**Task objective:**
Bring together all lines of the material below that contain the string "Daily".
======== Record extracts
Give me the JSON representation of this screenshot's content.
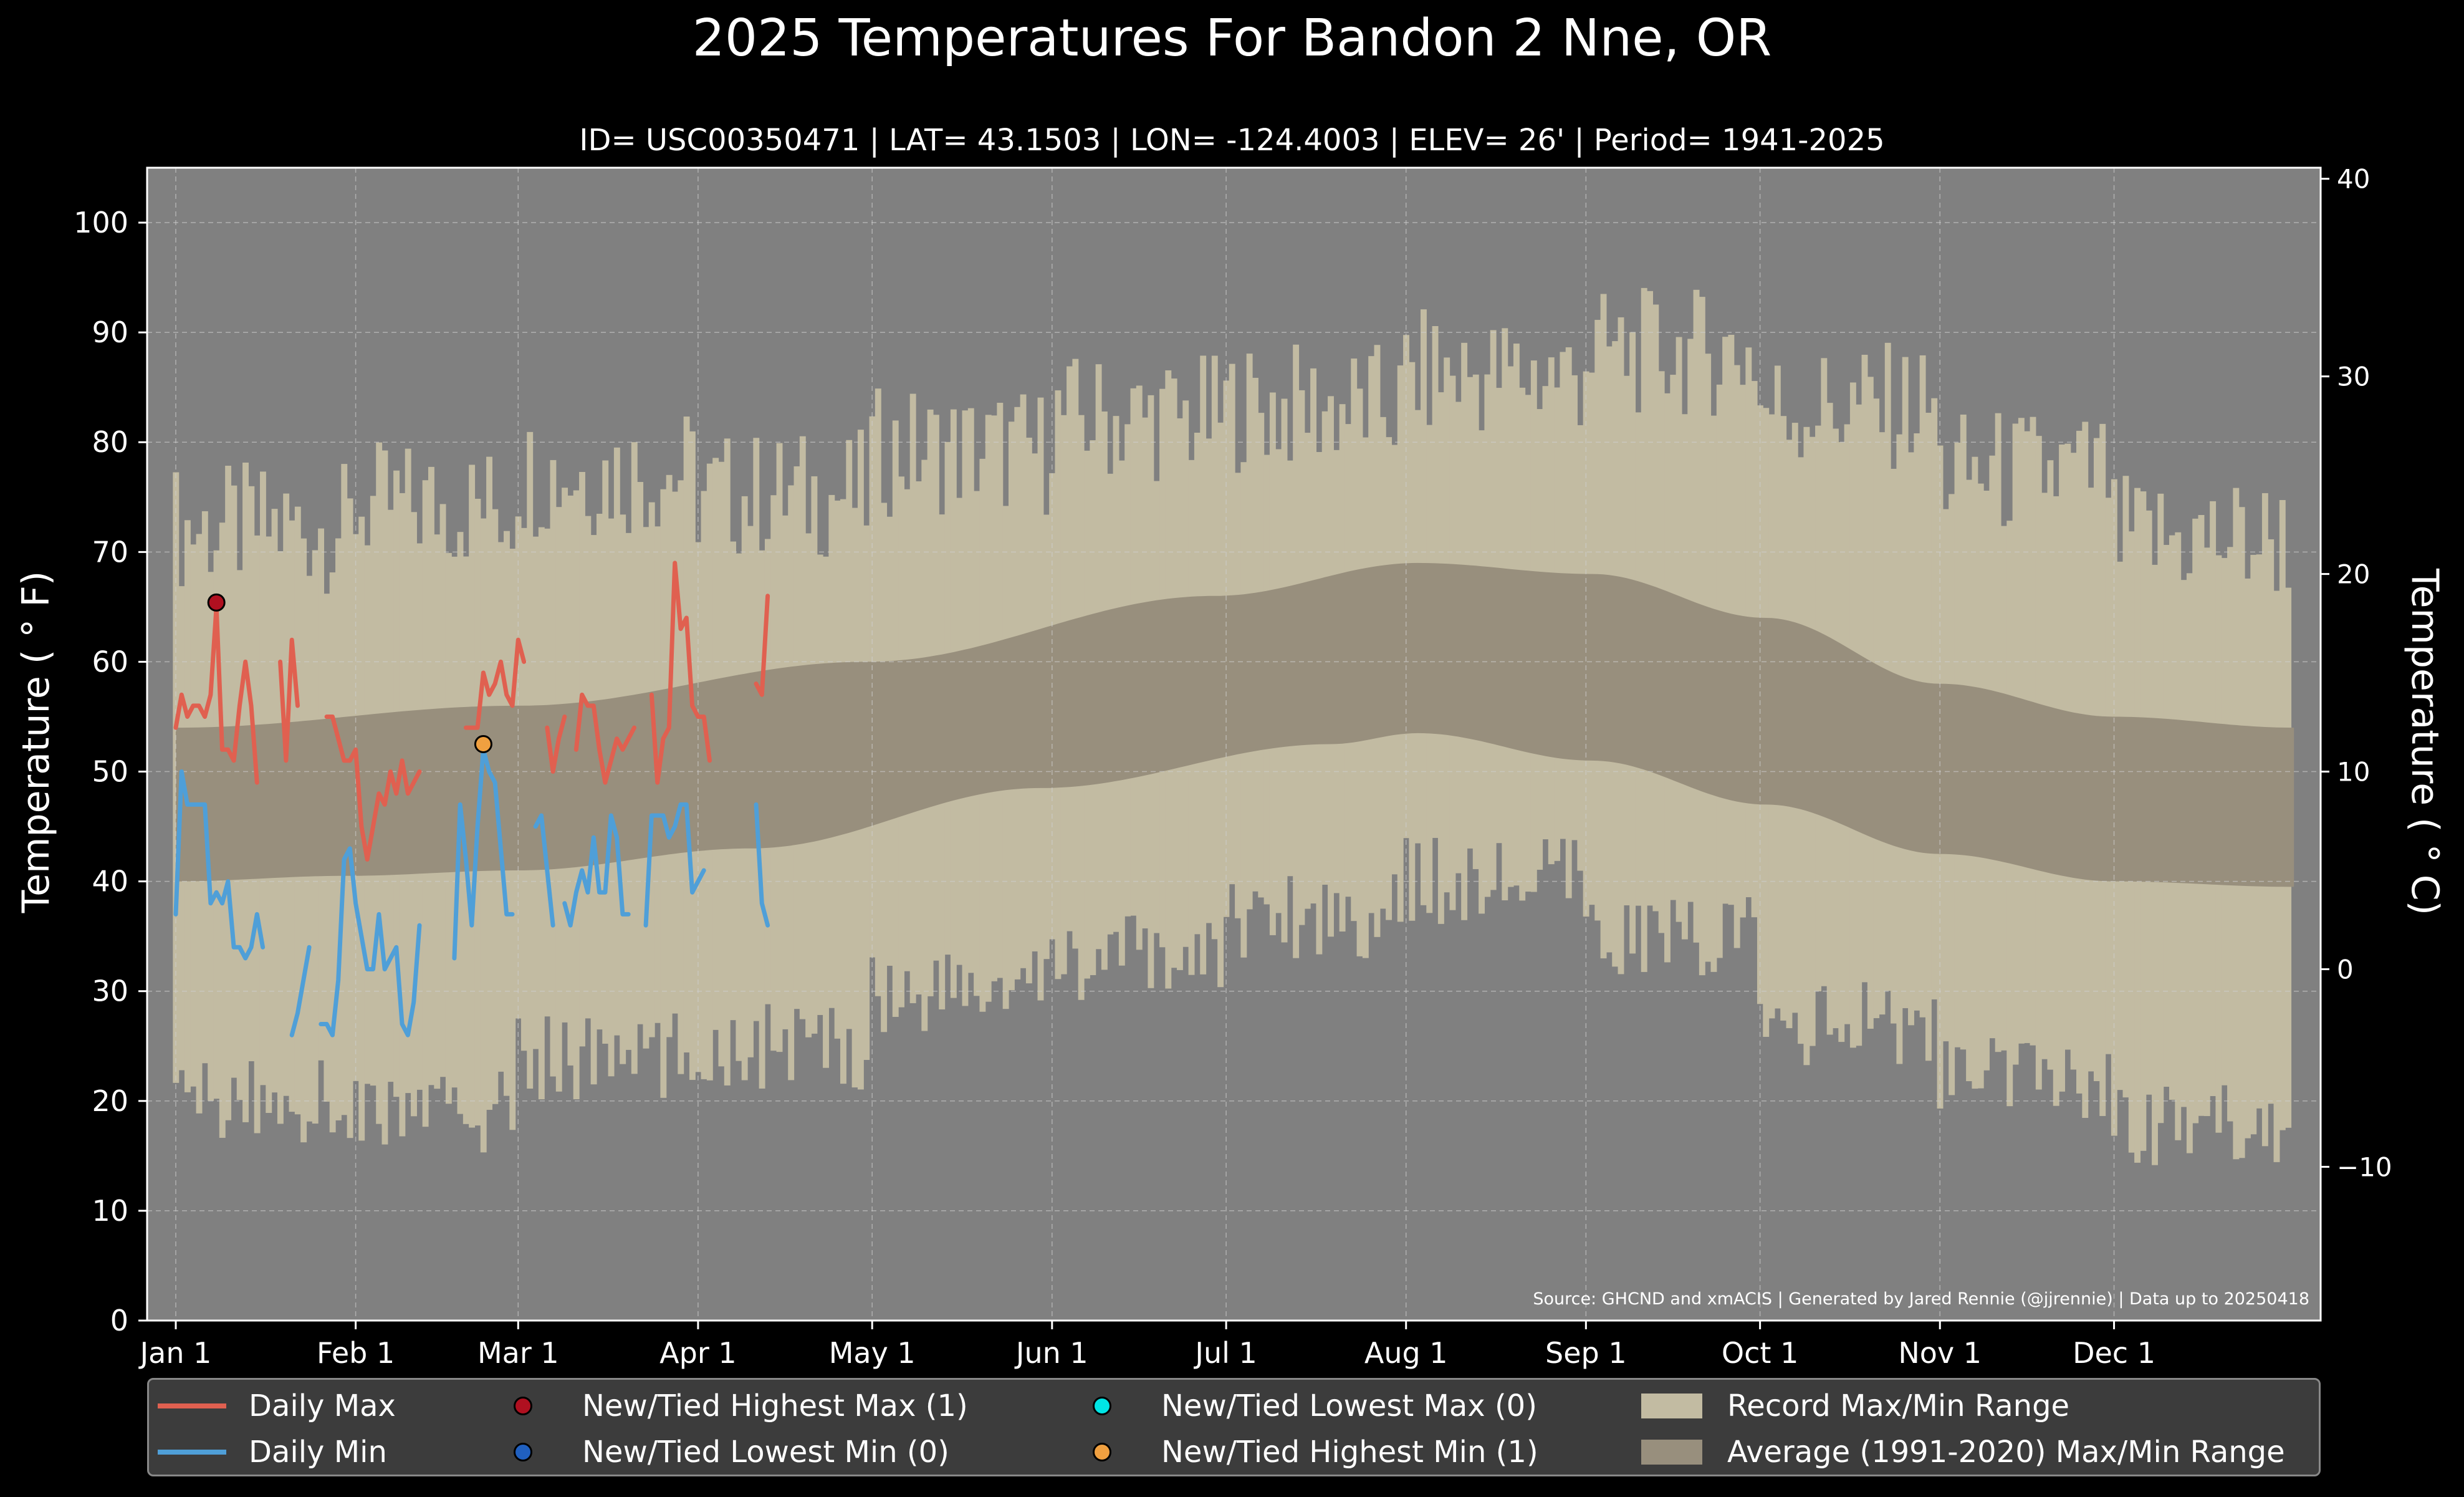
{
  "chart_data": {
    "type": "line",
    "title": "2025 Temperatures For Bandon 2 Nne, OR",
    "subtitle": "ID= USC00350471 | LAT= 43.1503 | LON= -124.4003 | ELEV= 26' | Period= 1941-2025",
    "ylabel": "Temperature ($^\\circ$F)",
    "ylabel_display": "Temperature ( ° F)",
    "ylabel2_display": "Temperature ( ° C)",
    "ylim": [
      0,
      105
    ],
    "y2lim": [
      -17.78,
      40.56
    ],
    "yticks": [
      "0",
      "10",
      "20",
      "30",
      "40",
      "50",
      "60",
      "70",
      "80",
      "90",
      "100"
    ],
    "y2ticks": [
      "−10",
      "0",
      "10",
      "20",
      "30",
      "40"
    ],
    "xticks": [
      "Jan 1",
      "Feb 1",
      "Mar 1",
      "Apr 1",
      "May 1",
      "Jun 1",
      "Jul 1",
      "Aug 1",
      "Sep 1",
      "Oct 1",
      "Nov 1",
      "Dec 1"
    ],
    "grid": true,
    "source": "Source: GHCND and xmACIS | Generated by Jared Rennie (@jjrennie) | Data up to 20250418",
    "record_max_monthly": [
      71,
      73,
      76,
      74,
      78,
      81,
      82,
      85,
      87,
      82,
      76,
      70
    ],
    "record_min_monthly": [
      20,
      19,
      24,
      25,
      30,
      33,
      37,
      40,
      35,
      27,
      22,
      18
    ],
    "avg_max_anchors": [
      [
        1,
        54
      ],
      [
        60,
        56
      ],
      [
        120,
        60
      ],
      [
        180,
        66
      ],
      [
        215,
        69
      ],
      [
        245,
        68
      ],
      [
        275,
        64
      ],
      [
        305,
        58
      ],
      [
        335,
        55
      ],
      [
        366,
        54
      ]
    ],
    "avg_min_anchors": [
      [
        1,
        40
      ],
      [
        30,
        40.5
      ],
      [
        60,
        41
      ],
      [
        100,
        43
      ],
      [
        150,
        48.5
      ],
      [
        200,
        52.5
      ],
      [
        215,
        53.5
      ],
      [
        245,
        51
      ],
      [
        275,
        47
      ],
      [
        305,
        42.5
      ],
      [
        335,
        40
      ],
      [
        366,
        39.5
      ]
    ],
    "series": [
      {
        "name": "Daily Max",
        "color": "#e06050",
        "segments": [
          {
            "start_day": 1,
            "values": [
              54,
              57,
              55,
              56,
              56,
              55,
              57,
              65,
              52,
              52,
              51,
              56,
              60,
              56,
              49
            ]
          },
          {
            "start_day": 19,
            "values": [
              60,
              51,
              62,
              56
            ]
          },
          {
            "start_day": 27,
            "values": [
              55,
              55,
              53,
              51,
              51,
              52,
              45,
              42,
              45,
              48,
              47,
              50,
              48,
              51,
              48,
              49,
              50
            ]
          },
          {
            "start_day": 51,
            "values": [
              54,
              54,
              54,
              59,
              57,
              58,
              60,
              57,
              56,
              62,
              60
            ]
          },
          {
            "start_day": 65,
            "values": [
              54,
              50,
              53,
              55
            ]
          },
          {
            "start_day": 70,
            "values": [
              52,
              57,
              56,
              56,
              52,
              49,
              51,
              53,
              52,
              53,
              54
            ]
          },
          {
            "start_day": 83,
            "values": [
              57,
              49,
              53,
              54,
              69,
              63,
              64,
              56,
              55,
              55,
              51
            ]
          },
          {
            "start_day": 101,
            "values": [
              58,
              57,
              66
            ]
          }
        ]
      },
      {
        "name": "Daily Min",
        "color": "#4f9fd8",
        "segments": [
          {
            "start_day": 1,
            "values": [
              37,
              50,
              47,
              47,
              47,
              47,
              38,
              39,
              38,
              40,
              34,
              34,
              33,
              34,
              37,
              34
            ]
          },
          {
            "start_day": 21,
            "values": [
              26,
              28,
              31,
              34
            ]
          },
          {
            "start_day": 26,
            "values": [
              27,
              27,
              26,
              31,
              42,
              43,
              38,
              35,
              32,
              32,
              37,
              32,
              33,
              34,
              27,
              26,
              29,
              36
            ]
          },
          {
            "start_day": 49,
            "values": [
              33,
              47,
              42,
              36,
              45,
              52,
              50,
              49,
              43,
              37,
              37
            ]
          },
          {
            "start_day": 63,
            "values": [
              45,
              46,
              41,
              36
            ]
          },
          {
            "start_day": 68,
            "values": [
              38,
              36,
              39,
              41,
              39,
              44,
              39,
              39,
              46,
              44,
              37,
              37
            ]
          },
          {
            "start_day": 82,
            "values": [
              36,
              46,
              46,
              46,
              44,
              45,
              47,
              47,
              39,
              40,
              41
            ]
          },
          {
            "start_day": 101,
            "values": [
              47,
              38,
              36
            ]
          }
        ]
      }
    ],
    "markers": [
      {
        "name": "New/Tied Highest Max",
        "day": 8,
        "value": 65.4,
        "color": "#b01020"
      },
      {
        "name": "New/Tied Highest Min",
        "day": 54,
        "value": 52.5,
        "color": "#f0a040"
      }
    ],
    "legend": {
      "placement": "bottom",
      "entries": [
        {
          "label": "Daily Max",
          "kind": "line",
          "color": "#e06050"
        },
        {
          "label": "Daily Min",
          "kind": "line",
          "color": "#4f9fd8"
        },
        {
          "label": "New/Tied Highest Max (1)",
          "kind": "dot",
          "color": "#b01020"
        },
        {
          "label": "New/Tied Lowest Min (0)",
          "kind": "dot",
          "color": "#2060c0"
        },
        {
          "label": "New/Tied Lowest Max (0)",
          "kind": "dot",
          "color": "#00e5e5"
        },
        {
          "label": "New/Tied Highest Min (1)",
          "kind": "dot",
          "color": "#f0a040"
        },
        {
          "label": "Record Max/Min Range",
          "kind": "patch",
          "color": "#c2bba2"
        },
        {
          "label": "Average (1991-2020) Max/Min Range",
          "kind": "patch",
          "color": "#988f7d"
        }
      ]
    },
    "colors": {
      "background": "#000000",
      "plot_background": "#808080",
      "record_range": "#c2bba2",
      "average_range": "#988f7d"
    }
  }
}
================
**Exercise output:**
        "name": "Daily Max",
        "name": "Daily Min",
          "label": "Daily Max",
          "label": "Daily Min",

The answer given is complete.